Dataset records
▼

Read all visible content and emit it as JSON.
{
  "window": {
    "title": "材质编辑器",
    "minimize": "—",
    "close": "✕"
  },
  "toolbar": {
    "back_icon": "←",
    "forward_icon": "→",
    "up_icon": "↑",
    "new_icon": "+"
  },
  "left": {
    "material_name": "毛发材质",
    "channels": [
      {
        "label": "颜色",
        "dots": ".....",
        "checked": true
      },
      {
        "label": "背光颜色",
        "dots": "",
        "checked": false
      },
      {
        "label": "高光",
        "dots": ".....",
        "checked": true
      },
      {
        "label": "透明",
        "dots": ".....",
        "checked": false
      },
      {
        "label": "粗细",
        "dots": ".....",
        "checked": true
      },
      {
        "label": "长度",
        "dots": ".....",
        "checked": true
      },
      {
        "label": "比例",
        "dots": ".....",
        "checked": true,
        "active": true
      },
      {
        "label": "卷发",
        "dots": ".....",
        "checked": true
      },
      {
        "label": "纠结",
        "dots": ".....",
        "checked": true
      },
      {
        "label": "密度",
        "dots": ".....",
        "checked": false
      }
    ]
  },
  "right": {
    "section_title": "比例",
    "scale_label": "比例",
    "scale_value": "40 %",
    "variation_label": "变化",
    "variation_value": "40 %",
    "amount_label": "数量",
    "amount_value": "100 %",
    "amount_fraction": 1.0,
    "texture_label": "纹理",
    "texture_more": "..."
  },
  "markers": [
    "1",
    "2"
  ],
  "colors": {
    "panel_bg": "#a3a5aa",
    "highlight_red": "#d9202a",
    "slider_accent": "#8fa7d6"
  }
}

▲

EXERCISE DIRECTIONS
From the records above, extract every line exactly as it stands.

SOLVED EXERCISE
Read all visible content and emit it as JSON.
{
  "window": {
    "title": "材质编辑器",
    "minimize": "—",
    "close": "✕"
  },
  "toolbar": {
    "back_icon": "←",
    "forward_icon": "→",
    "up_icon": "↑",
    "new_icon": "+"
  },
  "left": {
    "material_name": "毛发材质",
    "channels": [
      {
        "label": "颜色",
        "dots": ".....",
        "checked": true
      },
      {
        "label": "背光颜色",
        "dots": "",
        "checked": false
      },
      {
        "label": "高光",
        "dots": ".....",
        "checked": true
      },
      {
        "label": "透明",
        "dots": ".....",
        "checked": false
      },
      {
        "label": "粗细",
        "dots": ".....",
        "checked": true
      },
      {
        "label": "长度",
        "dots": ".....",
        "checked": true
      },
      {
        "label": "比例",
        "dots": ".....",
        "checked": true,
        "active": true
      },
      {
        "label": "卷发",
        "dots": ".....",
        "checked": true
      },
      {
        "label": "纠结",
        "dots": ".....",
        "checked": true
      },
      {
        "label": "密度",
        "dots": ".....",
        "checked": false
      }
    ]
  },
  "right": {
    "section_title": "比例",
    "scale_label": "比例",
    "scale_value": "40 %",
    "variation_label": "变化",
    "variation_value": "40 %",
    "amount_label": "数量",
    "amount_value": "100 %",
    "amount_fraction": 1.0,
    "texture_label": "纹理",
    "texture_more": "..."
  },
  "markers": [
    "1",
    "2"
  ],
  "colors": {
    "panel_bg": "#a3a5aa",
    "highlight_red": "#d9202a",
    "slider_accent": "#8fa7d6"
  }
}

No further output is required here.